╭─ Listing

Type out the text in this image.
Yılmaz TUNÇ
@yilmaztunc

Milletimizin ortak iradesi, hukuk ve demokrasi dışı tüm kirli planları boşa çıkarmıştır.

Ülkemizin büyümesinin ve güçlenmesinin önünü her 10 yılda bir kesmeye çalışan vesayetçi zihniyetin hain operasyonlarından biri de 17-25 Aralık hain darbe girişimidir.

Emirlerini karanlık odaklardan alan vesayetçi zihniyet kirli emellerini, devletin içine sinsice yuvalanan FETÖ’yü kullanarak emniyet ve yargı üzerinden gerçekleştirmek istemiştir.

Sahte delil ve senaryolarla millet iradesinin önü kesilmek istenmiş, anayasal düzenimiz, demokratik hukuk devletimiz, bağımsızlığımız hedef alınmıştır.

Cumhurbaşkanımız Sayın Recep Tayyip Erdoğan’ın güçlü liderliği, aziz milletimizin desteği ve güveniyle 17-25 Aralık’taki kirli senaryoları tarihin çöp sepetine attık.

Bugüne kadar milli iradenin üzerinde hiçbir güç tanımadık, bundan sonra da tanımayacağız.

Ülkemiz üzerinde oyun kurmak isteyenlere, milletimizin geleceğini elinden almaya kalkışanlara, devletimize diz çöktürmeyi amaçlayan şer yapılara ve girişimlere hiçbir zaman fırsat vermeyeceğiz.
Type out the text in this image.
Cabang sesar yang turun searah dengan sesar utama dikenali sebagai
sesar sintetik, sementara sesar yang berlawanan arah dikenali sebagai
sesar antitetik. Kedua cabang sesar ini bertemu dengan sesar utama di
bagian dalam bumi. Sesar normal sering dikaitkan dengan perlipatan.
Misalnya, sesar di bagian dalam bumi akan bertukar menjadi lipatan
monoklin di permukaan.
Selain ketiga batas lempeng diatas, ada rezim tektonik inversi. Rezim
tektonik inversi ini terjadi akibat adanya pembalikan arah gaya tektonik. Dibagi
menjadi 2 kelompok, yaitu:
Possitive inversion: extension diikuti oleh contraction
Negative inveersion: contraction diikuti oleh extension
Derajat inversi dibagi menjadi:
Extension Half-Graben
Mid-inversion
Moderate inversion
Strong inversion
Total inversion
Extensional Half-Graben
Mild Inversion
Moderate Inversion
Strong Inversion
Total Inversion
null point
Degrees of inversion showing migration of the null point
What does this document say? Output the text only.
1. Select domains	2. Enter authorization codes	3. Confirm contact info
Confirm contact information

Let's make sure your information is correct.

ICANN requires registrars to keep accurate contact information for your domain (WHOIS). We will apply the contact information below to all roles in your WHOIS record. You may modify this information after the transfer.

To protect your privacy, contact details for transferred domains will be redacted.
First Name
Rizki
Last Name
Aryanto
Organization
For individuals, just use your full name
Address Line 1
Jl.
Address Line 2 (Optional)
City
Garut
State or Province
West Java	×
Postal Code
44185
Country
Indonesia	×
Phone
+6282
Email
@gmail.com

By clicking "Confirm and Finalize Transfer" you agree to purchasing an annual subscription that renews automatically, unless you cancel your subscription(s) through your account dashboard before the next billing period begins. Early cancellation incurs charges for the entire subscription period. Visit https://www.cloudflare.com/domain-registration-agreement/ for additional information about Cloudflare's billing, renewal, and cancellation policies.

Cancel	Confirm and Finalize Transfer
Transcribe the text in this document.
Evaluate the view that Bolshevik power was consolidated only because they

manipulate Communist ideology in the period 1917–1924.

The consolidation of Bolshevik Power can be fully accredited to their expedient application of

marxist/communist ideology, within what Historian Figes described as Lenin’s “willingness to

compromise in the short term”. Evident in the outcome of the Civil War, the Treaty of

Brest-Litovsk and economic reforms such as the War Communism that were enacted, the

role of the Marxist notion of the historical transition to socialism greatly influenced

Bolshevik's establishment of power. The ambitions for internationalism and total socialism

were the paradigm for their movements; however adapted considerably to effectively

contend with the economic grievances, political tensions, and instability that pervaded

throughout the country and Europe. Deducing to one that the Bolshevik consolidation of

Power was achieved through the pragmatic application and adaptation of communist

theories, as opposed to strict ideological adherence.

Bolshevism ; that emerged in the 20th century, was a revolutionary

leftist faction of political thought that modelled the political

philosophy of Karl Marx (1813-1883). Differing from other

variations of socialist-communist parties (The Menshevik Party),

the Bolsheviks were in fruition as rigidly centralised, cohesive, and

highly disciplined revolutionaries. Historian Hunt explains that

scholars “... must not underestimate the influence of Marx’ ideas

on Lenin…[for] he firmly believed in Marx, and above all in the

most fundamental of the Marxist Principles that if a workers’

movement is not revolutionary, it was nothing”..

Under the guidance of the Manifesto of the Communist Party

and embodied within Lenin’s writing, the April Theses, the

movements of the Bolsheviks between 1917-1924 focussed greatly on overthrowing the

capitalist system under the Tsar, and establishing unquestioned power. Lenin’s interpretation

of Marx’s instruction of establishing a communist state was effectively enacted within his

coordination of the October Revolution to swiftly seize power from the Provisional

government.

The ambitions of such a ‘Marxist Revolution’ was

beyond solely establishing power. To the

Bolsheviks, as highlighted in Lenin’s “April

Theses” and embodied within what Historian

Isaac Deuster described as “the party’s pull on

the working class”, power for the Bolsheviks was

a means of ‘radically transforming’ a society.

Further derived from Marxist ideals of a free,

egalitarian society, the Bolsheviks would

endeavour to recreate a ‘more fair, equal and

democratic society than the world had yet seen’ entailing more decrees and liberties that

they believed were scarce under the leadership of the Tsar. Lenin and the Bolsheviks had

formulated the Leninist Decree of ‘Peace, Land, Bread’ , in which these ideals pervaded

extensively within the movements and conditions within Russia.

╰─

_Task prompt_.
Show all lines above holding "yang".

_Result for this exercise_.
Cabang sesar yang turun searah dengan sesar utama dikenali sebagai
sesar sintetik, sementara sesar yang berlawanan arah dikenali sebagai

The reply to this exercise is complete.